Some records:
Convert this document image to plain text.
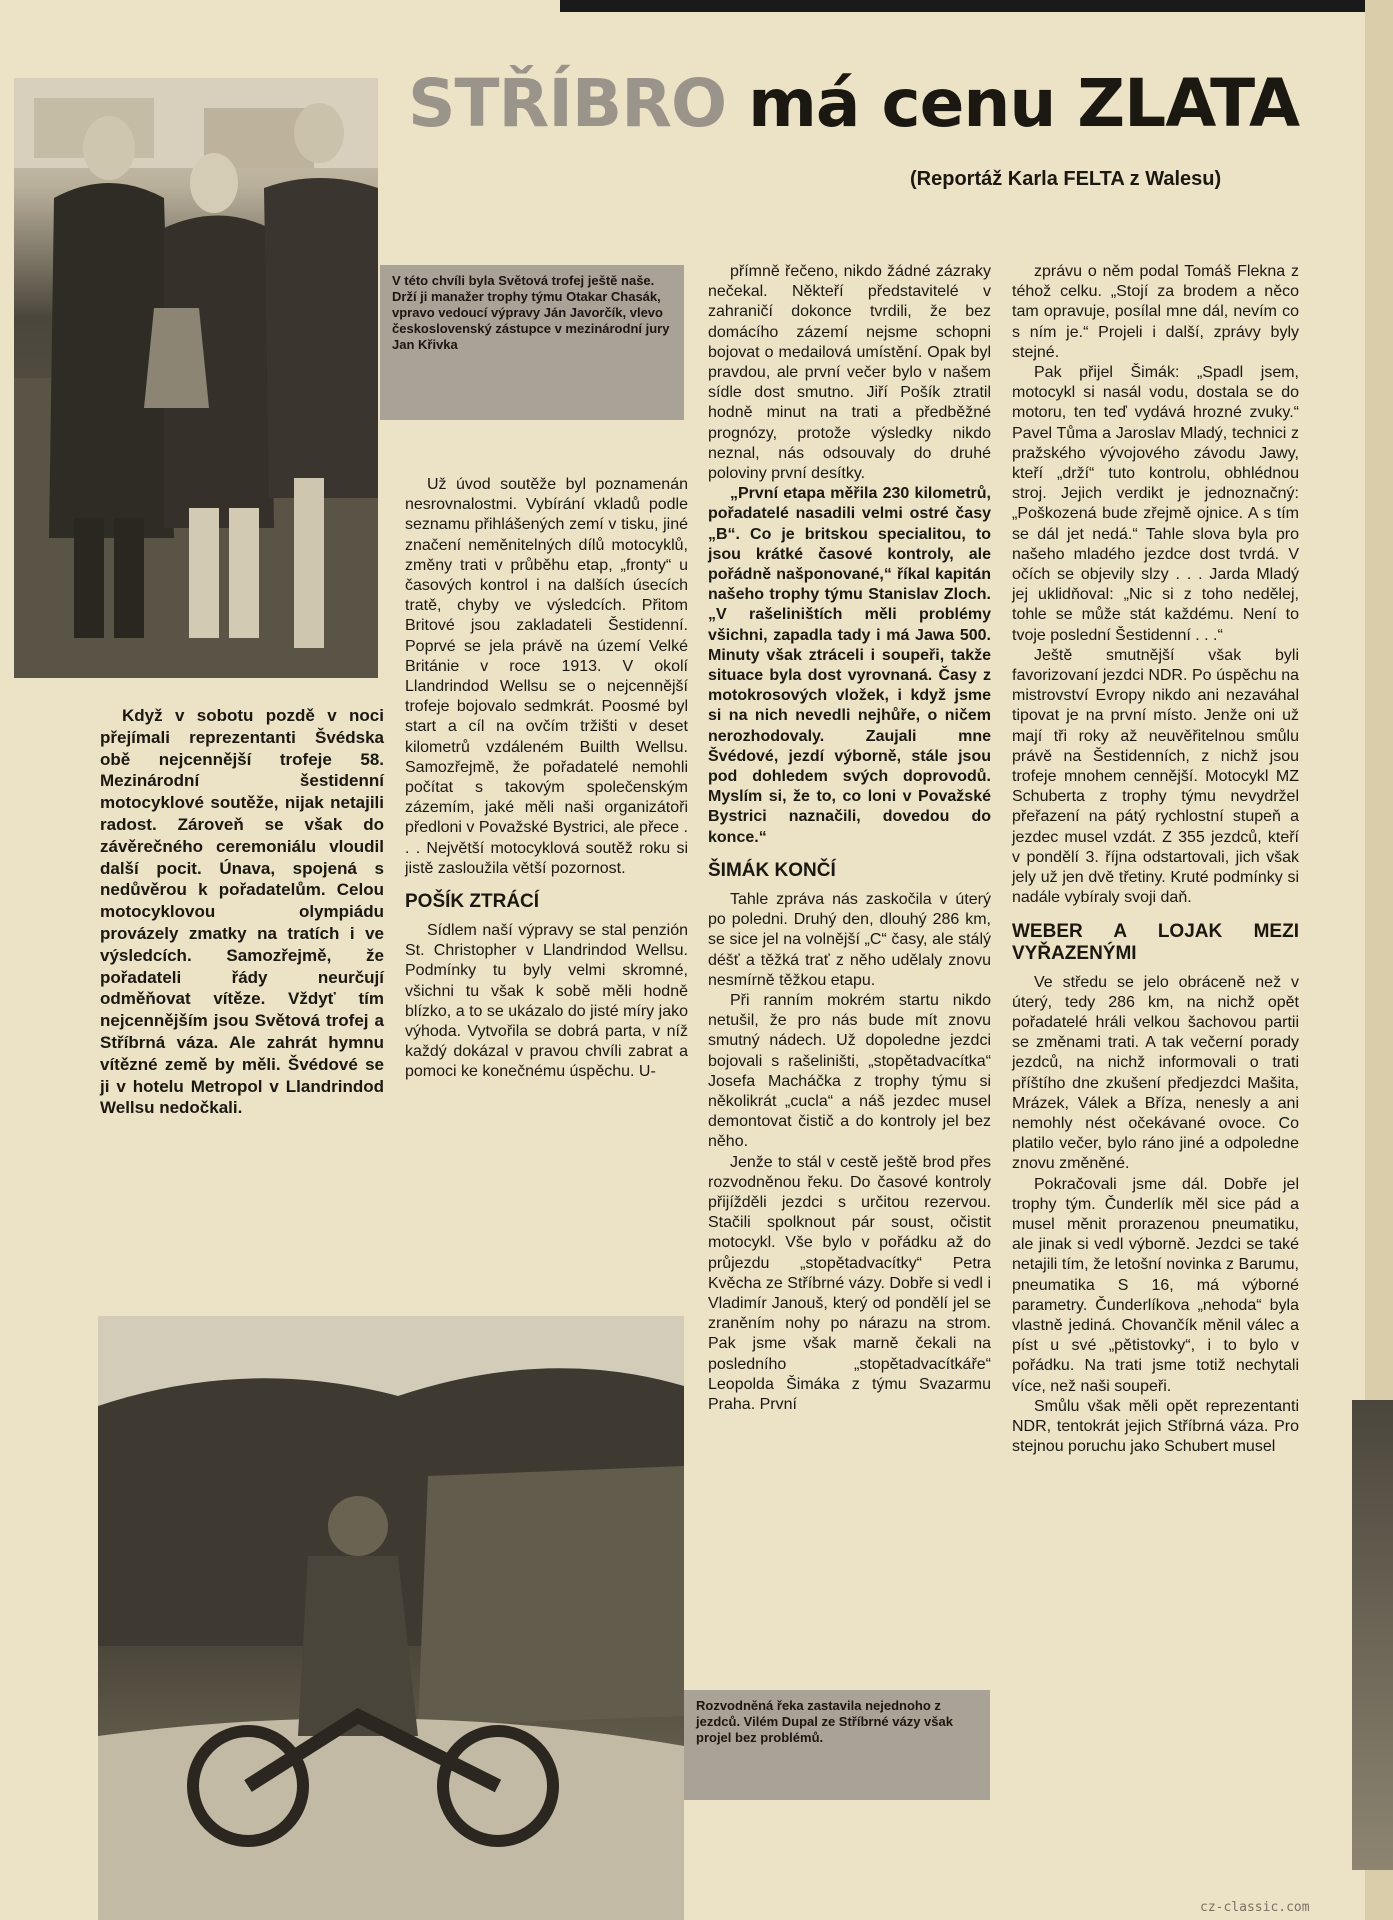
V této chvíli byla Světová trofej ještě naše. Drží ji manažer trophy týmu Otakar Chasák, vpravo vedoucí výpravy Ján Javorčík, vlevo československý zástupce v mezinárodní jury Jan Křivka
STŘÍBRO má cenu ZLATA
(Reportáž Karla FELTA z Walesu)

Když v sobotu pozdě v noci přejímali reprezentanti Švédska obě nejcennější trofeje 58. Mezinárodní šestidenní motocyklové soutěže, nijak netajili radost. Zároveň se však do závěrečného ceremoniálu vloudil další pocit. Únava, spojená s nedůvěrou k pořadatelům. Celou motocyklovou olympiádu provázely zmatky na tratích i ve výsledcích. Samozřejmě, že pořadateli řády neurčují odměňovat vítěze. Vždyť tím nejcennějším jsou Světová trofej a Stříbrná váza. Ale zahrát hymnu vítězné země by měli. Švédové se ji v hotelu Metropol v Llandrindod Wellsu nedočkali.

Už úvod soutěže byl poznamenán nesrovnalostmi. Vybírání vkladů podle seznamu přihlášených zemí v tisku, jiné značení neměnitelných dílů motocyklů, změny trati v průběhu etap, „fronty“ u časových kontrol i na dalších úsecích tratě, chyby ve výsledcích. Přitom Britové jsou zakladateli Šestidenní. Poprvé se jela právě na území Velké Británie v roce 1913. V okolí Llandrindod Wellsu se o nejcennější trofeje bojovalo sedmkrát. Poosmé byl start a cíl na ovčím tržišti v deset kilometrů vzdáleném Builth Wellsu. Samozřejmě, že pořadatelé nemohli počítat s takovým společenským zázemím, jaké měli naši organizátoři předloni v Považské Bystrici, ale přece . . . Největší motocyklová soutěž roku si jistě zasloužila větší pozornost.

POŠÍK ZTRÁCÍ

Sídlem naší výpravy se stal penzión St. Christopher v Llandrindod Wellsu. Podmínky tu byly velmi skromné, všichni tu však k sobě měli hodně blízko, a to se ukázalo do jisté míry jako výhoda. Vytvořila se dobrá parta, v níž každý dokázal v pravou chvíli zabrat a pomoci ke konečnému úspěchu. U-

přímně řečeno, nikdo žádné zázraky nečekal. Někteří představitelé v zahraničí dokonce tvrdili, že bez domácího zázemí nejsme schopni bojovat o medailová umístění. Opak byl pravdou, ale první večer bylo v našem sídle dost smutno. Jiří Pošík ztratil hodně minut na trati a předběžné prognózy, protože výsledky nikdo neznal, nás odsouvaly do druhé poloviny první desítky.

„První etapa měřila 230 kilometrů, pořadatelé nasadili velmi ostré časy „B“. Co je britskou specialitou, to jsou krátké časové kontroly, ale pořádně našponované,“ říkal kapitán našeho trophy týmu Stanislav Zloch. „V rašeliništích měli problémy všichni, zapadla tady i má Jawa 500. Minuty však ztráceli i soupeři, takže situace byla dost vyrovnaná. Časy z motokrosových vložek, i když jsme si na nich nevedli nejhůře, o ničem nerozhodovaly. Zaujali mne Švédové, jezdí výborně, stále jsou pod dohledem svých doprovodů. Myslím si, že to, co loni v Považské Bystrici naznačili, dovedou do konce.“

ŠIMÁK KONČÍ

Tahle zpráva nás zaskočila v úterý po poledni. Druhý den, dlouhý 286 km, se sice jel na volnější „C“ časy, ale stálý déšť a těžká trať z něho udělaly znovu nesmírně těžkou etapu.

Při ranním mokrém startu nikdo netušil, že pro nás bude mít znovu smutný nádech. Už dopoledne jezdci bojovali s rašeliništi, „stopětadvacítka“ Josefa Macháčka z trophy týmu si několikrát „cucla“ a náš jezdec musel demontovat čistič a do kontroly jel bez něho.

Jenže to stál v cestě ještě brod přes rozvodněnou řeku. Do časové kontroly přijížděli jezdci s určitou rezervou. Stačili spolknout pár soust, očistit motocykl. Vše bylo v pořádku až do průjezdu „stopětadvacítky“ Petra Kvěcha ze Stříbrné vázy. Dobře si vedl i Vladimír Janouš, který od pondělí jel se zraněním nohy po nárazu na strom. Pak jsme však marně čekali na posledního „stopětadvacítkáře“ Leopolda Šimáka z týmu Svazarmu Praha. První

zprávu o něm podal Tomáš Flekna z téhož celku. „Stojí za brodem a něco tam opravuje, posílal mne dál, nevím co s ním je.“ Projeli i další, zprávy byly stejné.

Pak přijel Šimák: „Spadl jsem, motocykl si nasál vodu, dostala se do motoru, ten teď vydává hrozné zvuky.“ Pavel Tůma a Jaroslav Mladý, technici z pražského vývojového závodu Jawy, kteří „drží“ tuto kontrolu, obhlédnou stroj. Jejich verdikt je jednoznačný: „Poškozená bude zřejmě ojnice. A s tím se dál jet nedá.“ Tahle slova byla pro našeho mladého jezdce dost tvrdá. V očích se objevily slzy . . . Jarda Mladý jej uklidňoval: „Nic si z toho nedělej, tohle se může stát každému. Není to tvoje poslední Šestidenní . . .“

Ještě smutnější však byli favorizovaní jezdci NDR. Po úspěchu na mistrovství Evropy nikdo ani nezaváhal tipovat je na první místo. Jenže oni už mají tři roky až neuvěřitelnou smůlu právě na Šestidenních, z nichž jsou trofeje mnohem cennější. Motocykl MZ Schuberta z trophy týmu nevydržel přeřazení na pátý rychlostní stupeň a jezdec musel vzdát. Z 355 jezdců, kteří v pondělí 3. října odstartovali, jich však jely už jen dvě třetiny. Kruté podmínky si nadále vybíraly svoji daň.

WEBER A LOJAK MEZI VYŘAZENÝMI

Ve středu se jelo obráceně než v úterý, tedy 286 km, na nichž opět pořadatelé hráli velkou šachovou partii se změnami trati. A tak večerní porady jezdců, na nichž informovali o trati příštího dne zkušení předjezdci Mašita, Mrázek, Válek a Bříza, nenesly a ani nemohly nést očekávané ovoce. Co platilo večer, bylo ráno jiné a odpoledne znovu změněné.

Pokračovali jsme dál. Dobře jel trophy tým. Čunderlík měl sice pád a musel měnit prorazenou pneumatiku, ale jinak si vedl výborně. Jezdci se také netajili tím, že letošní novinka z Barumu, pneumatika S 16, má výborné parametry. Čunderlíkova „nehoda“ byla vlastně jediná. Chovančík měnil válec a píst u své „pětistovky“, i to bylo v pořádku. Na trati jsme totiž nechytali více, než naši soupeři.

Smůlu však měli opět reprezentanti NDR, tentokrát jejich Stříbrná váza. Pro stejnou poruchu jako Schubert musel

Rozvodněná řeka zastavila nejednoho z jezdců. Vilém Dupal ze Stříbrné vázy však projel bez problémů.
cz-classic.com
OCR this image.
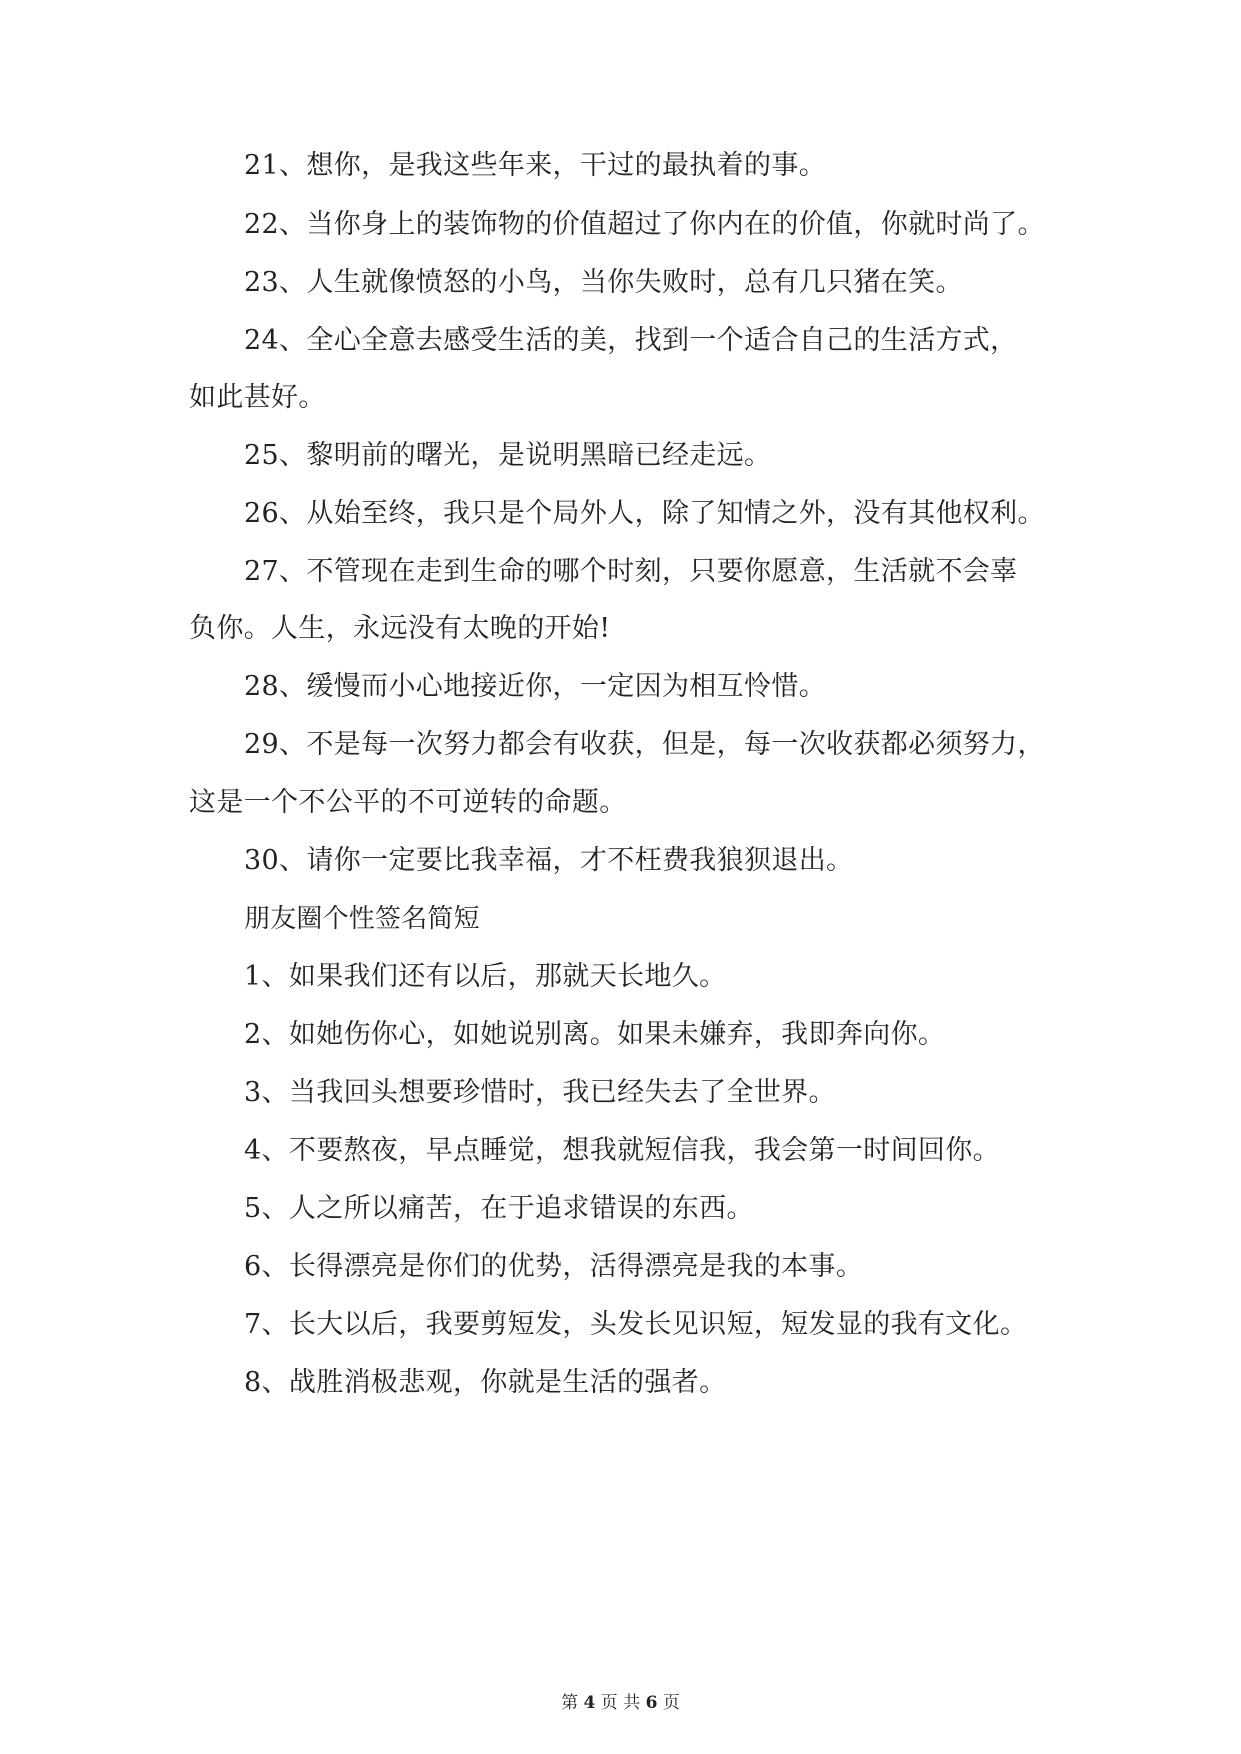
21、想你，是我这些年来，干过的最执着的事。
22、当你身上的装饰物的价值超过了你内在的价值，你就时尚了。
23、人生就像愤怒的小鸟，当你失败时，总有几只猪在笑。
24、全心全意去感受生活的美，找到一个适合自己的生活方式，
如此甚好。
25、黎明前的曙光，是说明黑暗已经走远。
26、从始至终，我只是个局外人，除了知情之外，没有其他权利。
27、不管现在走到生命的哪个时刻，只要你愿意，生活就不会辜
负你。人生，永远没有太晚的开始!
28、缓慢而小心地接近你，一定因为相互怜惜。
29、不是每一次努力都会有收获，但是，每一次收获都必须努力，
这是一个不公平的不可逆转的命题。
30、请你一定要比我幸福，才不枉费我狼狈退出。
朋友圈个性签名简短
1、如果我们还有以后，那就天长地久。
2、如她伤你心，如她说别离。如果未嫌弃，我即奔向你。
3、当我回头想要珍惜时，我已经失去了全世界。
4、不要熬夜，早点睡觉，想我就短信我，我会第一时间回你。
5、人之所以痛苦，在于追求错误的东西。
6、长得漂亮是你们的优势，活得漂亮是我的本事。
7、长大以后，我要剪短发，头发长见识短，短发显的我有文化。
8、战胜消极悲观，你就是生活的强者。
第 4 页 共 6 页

**WHAT TO PRODUCE**
Do not include the pictures. Quote only the lines from the line with "OCR this image." through the end of the material, both ends included, exactly.

**FINISHED TASK**
OCR this image.
21、想你，是我这些年来，干过的最执着的事。
22、当你身上的装饰物的价值超过了你内在的价值，你就时尚了。
23、人生就像愤怒的小鸟，当你失败时，总有几只猪在笑。
24、全心全意去感受生活的美，找到一个适合自己的生活方式，
如此甚好。
25、黎明前的曙光，是说明黑暗已经走远。
26、从始至终，我只是个局外人，除了知情之外，没有其他权利。
27、不管现在走到生命的哪个时刻，只要你愿意，生活就不会辜
负你。人生，永远没有太晚的开始!
28、缓慢而小心地接近你，一定因为相互怜惜。
29、不是每一次努力都会有收获，但是，每一次收获都必须努力，
这是一个不公平的不可逆转的命题。
30、请你一定要比我幸福，才不枉费我狼狈退出。
朋友圈个性签名简短
1、如果我们还有以后，那就天长地久。
2、如她伤你心，如她说别离。如果未嫌弃，我即奔向你。
3、当我回头想要珍惜时，我已经失去了全世界。
4、不要熬夜，早点睡觉，想我就短信我，我会第一时间回你。
5、人之所以痛苦，在于追求错误的东西。
6、长得漂亮是你们的优势，活得漂亮是我的本事。
7、长大以后，我要剪短发，头发长见识短，短发显的我有文化。
8、战胜消极悲观，你就是生活的强者。
第 4 页 共 6 页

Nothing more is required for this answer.